**Task objective:** Quote the records in full and leave their pictures out.

BEGIN Entries provided

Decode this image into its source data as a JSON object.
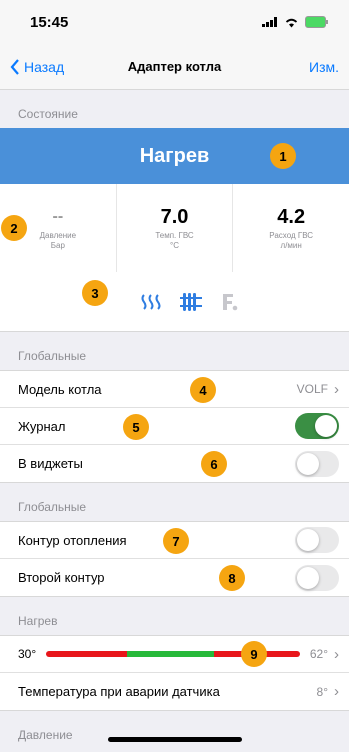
{
  "status": {
    "time": "15:45"
  },
  "nav": {
    "back": "Назад",
    "title": "Адаптер котла",
    "edit": "Изм."
  },
  "state_section": {
    "header": "Состояние",
    "value": "Нагрев"
  },
  "metrics": [
    {
      "value": "--",
      "label1": "Давление",
      "label2": "Бар"
    },
    {
      "value": "7.0",
      "label1": "Темп. ГВС",
      "label2": "°C"
    },
    {
      "value": "4.2",
      "label1": "Расход ГВС",
      "label2": "л/мин"
    }
  ],
  "global1": {
    "header": "Глобальные",
    "model_label": "Модель котла",
    "model_value": "VOLF",
    "journal_label": "Журнал",
    "journal_on": true,
    "widgets_label": "В виджеты",
    "widgets_on": false
  },
  "global2": {
    "header": "Глобальные",
    "heating_label": "Контур отопления",
    "heating_on": false,
    "second_label": "Второй контур",
    "second_on": false
  },
  "heating": {
    "header": "Нагрев",
    "min": "30°",
    "max": "62°",
    "fault_label": "Температура при аварии датчика",
    "fault_value": "8°"
  },
  "pressure": {
    "header": "Давление"
  },
  "badges": [
    "1",
    "2",
    "3",
    "4",
    "5",
    "6",
    "7",
    "8",
    "9"
  ],
  "colors": {
    "accent": "#0a7aff",
    "state_bg": "#4a90d9",
    "badge": "#f5a511",
    "toggle_on": "#3a8f44",
    "red": "#e8161b",
    "green": "#27b93a"
  }
}
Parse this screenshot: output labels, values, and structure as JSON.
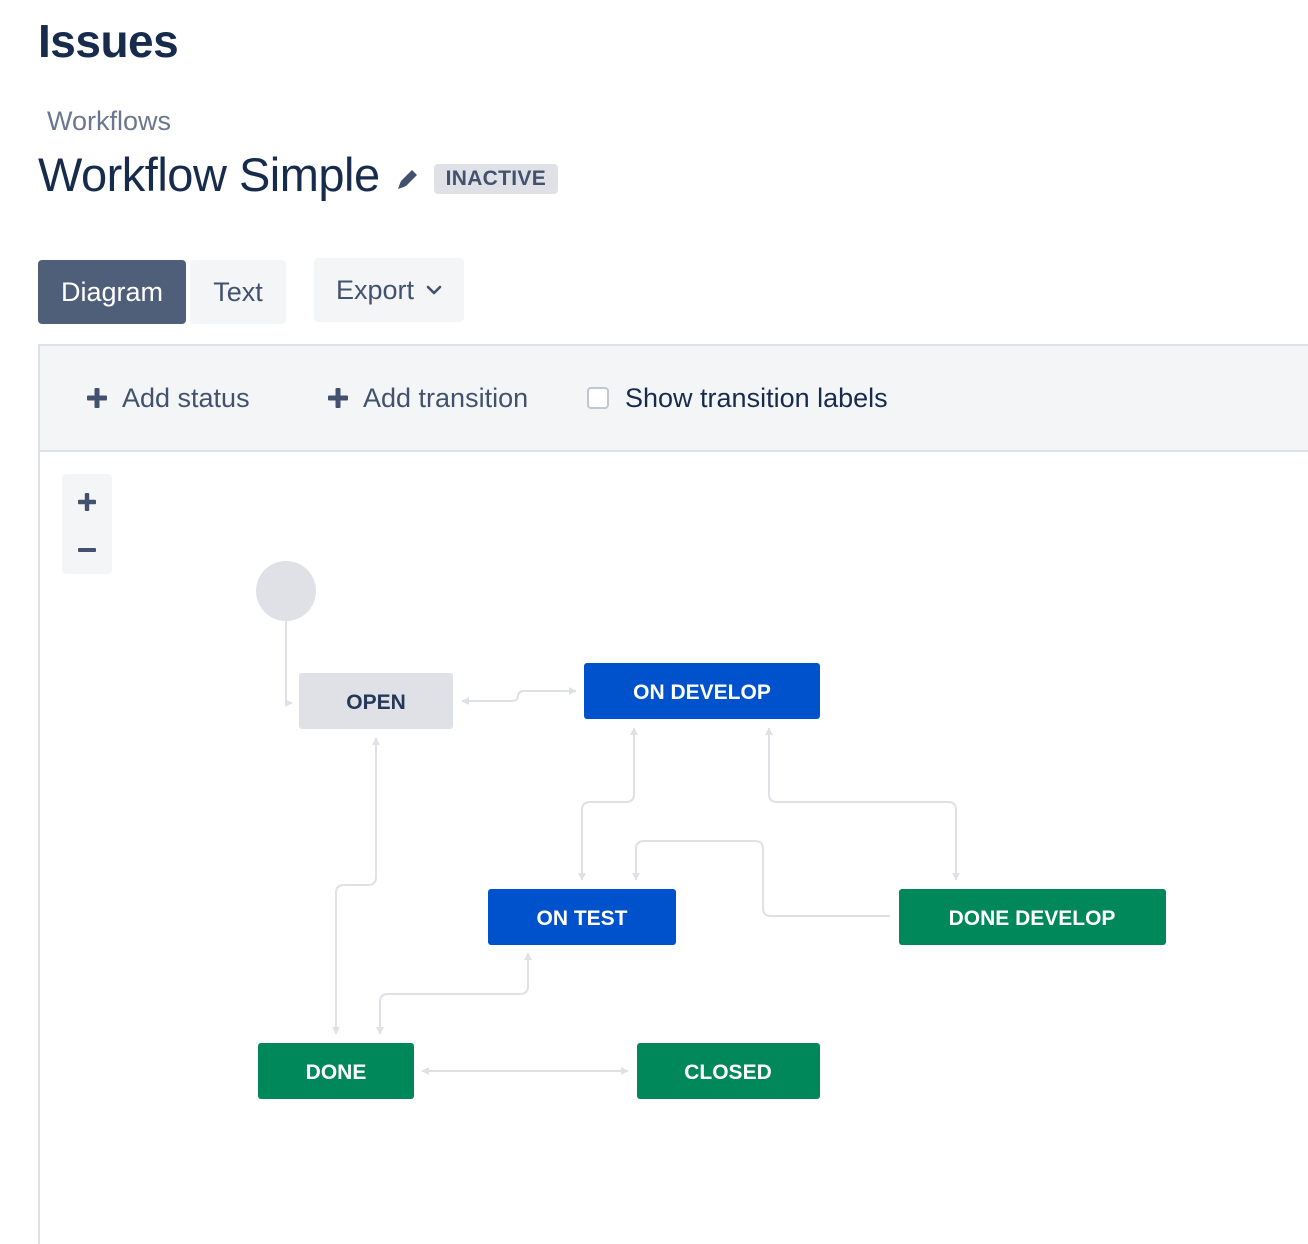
{
  "page": {
    "heading": "Issues"
  },
  "breadcrumb": {
    "label": "Workflows"
  },
  "workflow": {
    "name": "Workflow Simple",
    "status": "INACTIVE"
  },
  "view_tabs": {
    "diagram": "Diagram",
    "text": "Text",
    "active": "Diagram"
  },
  "export": {
    "label": "Export"
  },
  "toolbar": {
    "add_status": "Add status",
    "add_transition": "Add transition",
    "show_labels": "Show transition labels",
    "show_labels_checked": false
  },
  "zoom": {
    "in_icon": "plus-icon",
    "out_icon": "minus-icon"
  },
  "colors": {
    "todo_bg": "#dfe1e6",
    "todo_text": "#253858",
    "inprogress_bg": "#0052cc",
    "done_bg": "#00875a",
    "status_text_light": "#ffffff",
    "edge": "#dfe1e6",
    "start_node": "#dfe1e6"
  },
  "statuses": {
    "open": "OPEN",
    "on_develop": "ON DEVELOP",
    "on_test": "ON TEST",
    "done_develop": "DONE DEVELOP",
    "done": "DONE",
    "closed": "CLOSED"
  }
}
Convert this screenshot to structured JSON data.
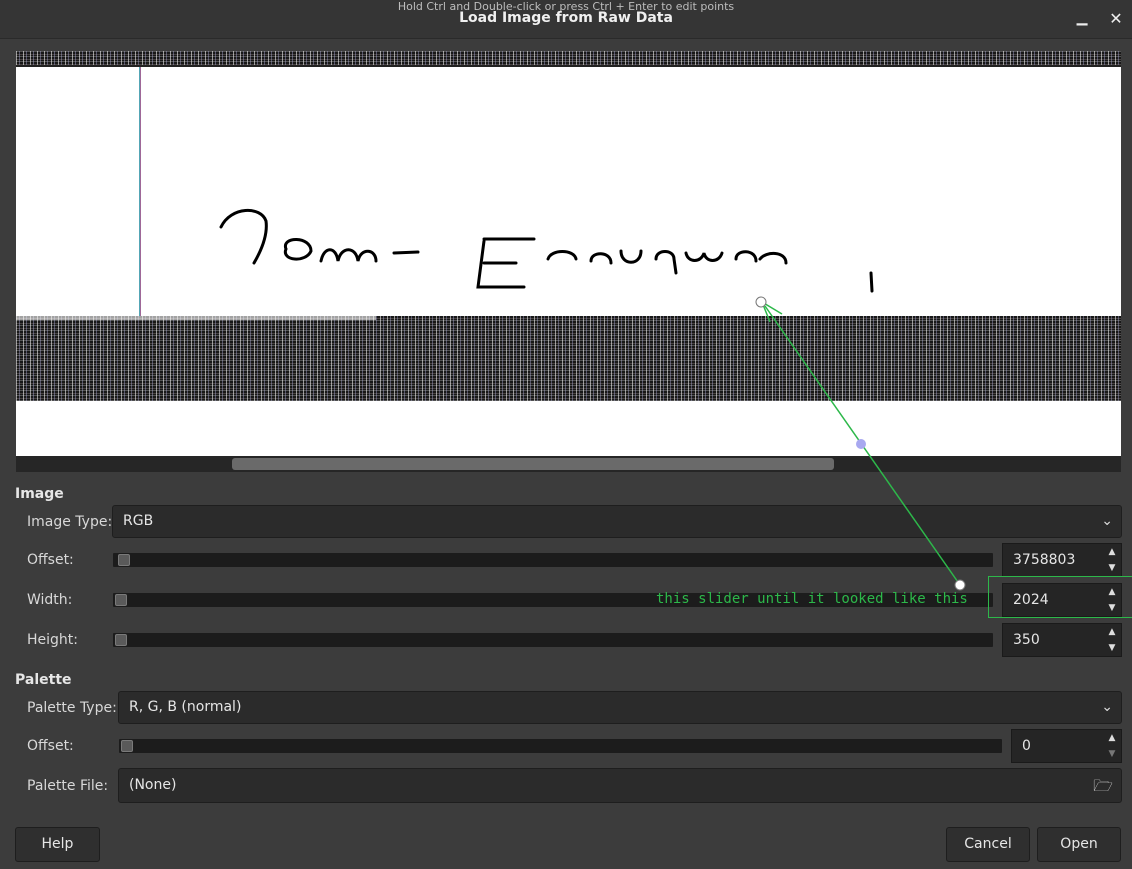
{
  "window": {
    "hint": "Hold Ctrl and Double-click or press Ctrl + Enter to edit points",
    "title": "Load Image from Raw Data",
    "minimize_icon": "minimize-icon",
    "close_icon": "close-icon"
  },
  "preview": {
    "handwriting": "Jom-Eonuqwo |"
  },
  "image_section": {
    "title": "Image",
    "image_type": {
      "label": "Image Type:",
      "value": "RGB"
    },
    "offset": {
      "label": "Offset:",
      "value": "3758803"
    },
    "width": {
      "label": "Width:",
      "value": "2024"
    },
    "height": {
      "label": "Height:",
      "value": "350"
    }
  },
  "palette_section": {
    "title": "Palette",
    "palette_type": {
      "label": "Palette Type:",
      "value": "R, G, B (normal)"
    },
    "offset": {
      "label": "Offset:",
      "value": "0"
    },
    "palette_file": {
      "label": "Palette File:",
      "value": "(None)"
    }
  },
  "annotation": {
    "text": "this slider until it looked like this",
    "color": "#2db84a"
  },
  "buttons": {
    "help": "Help",
    "cancel": "Cancel",
    "open": "Open"
  },
  "colors": {
    "background": "#3c3c3c",
    "input": "#2b2b2b",
    "handle_fill": "#ffffff",
    "handle_mid": "#a8a8f0"
  }
}
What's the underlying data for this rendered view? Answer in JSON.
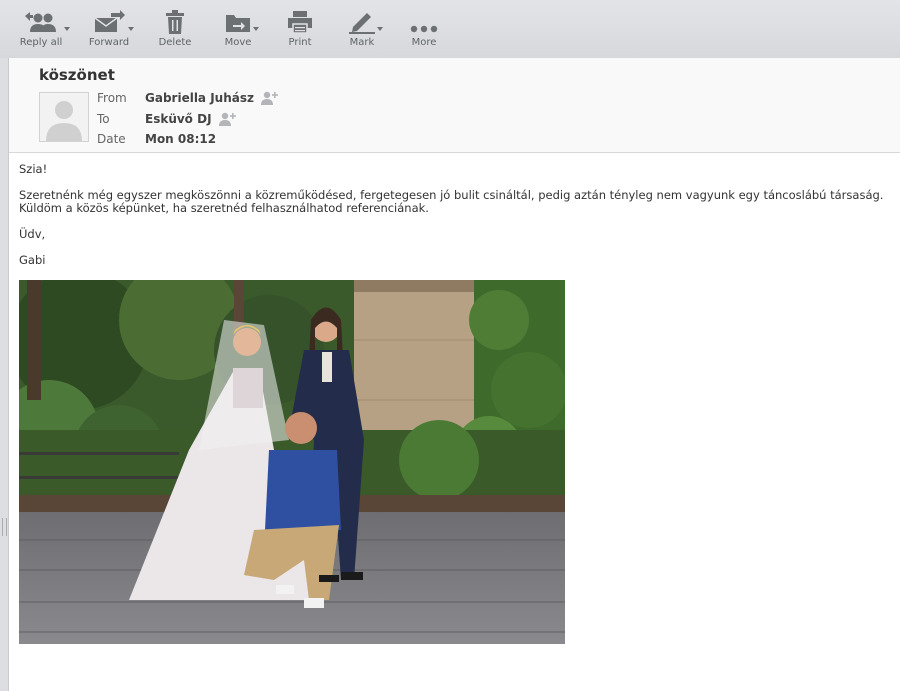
{
  "toolbar": {
    "buttons": [
      {
        "label": "Reply all",
        "icon": "reply-all-icon",
        "dropdown": true
      },
      {
        "label": "Forward",
        "icon": "forward-icon",
        "dropdown": true
      },
      {
        "label": "Delete",
        "icon": "trash-icon",
        "dropdown": false
      },
      {
        "label": "Move",
        "icon": "folder-move-icon",
        "dropdown": true
      },
      {
        "label": "Print",
        "icon": "printer-icon",
        "dropdown": false
      },
      {
        "label": "Mark",
        "icon": "pencil-icon",
        "dropdown": true
      },
      {
        "label": "More",
        "icon": "ellipsis-icon",
        "dropdown": false
      }
    ]
  },
  "message": {
    "subject": "köszönet",
    "from_label": "From",
    "from_value": "Gabriella Juhász",
    "to_label": "To",
    "to_value": "Esküvő DJ",
    "date_label": "Date",
    "date_value": "Mon 08:12",
    "body": {
      "greeting": "Szia!",
      "line1": "Szeretnénk még egyszer megköszönni a közreműködésed, fergetegesen jó bulit csináltál, pedig aztán tényleg nem vagyunk egy táncoslábú társaság.",
      "line2": "Küldöm a közös képünket, ha szeretnéd felhasználhatod referenciának.",
      "closing": "Üdv,",
      "signature": "Gabi"
    },
    "attachment": {
      "type": "inline-image",
      "icon": "wedding-photo"
    }
  },
  "colors": {
    "toolbar_bg": "#d9dbde",
    "header_bg": "#f9f9f9",
    "icon_gray": "#6d7073",
    "pane_bg": "#ffffff"
  }
}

END Entries provided

**Final result:**
Decode this image into its source data as a JSON object.
{
  "status": {
    "time": "15:45"
  },
  "nav": {
    "back": "Назад",
    "title": "Адаптер котла",
    "edit": "Изм."
  },
  "state_section": {
    "header": "Состояние",
    "value": "Нагрев"
  },
  "metrics": [
    {
      "value": "--",
      "label1": "Давление",
      "label2": "Бар"
    },
    {
      "value": "7.0",
      "label1": "Темп. ГВС",
      "label2": "°C"
    },
    {
      "value": "4.2",
      "label1": "Расход ГВС",
      "label2": "л/мин"
    }
  ],
  "global1": {
    "header": "Глобальные",
    "model_label": "Модель котла",
    "model_value": "VOLF",
    "journal_label": "Журнал",
    "journal_on": true,
    "widgets_label": "В виджеты",
    "widgets_on": false
  },
  "global2": {
    "header": "Глобальные",
    "heating_label": "Контур отопления",
    "heating_on": false,
    "second_label": "Второй контур",
    "second_on": false
  },
  "heating": {
    "header": "Нагрев",
    "min": "30°",
    "max": "62°",
    "fault_label": "Температура при аварии датчика",
    "fault_value": "8°"
  },
  "pressure": {
    "header": "Давление"
  },
  "badges": [
    "1",
    "2",
    "3",
    "4",
    "5",
    "6",
    "7",
    "8",
    "9"
  ],
  "colors": {
    "accent": "#0a7aff",
    "state_bg": "#4a90d9",
    "badge": "#f5a511",
    "toggle_on": "#3a8f44",
    "red": "#e8161b",
    "green": "#27b93a"
  }
}
Parse this screenshot: output labels, values, and structure as JSON.
{
  "page": {
    "heading": "Issues"
  },
  "breadcrumb": {
    "label": "Workflows"
  },
  "workflow": {
    "name": "Workflow Simple",
    "status": "INACTIVE"
  },
  "view_tabs": {
    "diagram": "Diagram",
    "text": "Text",
    "active": "Diagram"
  },
  "export": {
    "label": "Export"
  },
  "toolbar": {
    "add_status": "Add status",
    "add_transition": "Add transition",
    "show_labels": "Show transition labels",
    "show_labels_checked": false
  },
  "zoom": {
    "in_icon": "plus-icon",
    "out_icon": "minus-icon"
  },
  "colors": {
    "todo_bg": "#dfe1e6",
    "todo_text": "#253858",
    "inprogress_bg": "#0052cc",
    "done_bg": "#00875a",
    "status_text_light": "#ffffff",
    "edge": "#dfe1e6",
    "start_node": "#dfe1e6"
  },
  "statuses": {
    "open": "OPEN",
    "on_develop": "ON DEVELOP",
    "on_test": "ON TEST",
    "done_develop": "DONE DEVELOP",
    "done": "DONE",
    "closed": "CLOSED"
  }
}
Convert this screenshot to structured JSON data.
{
  "window": {
    "hint": "Hold Ctrl and Double-click or press Ctrl + Enter to edit points",
    "title": "Load Image from Raw Data",
    "minimize_icon": "minimize-icon",
    "close_icon": "close-icon"
  },
  "preview": {
    "handwriting": "Jom-Eonuqwo |"
  },
  "image_section": {
    "title": "Image",
    "image_type": {
      "label": "Image Type:",
      "value": "RGB"
    },
    "offset": {
      "label": "Offset:",
      "value": "3758803"
    },
    "width": {
      "label": "Width:",
      "value": "2024"
    },
    "height": {
      "label": "Height:",
      "value": "350"
    }
  },
  "palette_section": {
    "title": "Palette",
    "palette_type": {
      "label": "Palette Type:",
      "value": "R, G, B (normal)"
    },
    "offset": {
      "label": "Offset:",
      "value": "0"
    },
    "palette_file": {
      "label": "Palette File:",
      "value": "(None)"
    }
  },
  "annotation": {
    "text": "this slider until it looked like this",
    "color": "#2db84a"
  },
  "buttons": {
    "help": "Help",
    "cancel": "Cancel",
    "open": "Open"
  },
  "colors": {
    "background": "#3c3c3c",
    "input": "#2b2b2b",
    "handle_fill": "#ffffff",
    "handle_mid": "#a8a8f0"
  }
}
What's the underlying data for this rendered view? Answer in JSON.
{
  "toolbar": {
    "buttons": [
      {
        "label": "Reply all",
        "icon": "reply-all-icon",
        "dropdown": true
      },
      {
        "label": "Forward",
        "icon": "forward-icon",
        "dropdown": true
      },
      {
        "label": "Delete",
        "icon": "trash-icon",
        "dropdown": false
      },
      {
        "label": "Move",
        "icon": "folder-move-icon",
        "dropdown": true
      },
      {
        "label": "Print",
        "icon": "printer-icon",
        "dropdown": false
      },
      {
        "label": "Mark",
        "icon": "pencil-icon",
        "dropdown": true
      },
      {
        "label": "More",
        "icon": "ellipsis-icon",
        "dropdown": false
      }
    ]
  },
  "message": {
    "subject": "köszönet",
    "from_label": "From",
    "from_value": "Gabriella Juhász",
    "to_label": "To",
    "to_value": "Esküvő DJ",
    "date_label": "Date",
    "date_value": "Mon 08:12",
    "body": {
      "greeting": "Szia!",
      "line1": "Szeretnénk még egyszer megköszönni a közreműködésed, fergetegesen jó bulit csináltál, pedig aztán tényleg nem vagyunk egy táncoslábú társaság.",
      "line2": "Küldöm a közös képünket, ha szeretnéd felhasználhatod referenciának.",
      "closing": "Üdv,",
      "signature": "Gabi"
    },
    "attachment": {
      "type": "inline-image",
      "icon": "wedding-photo"
    }
  },
  "colors": {
    "toolbar_bg": "#d9dbde",
    "header_bg": "#f9f9f9",
    "icon_gray": "#6d7073",
    "pane_bg": "#ffffff"
  }
}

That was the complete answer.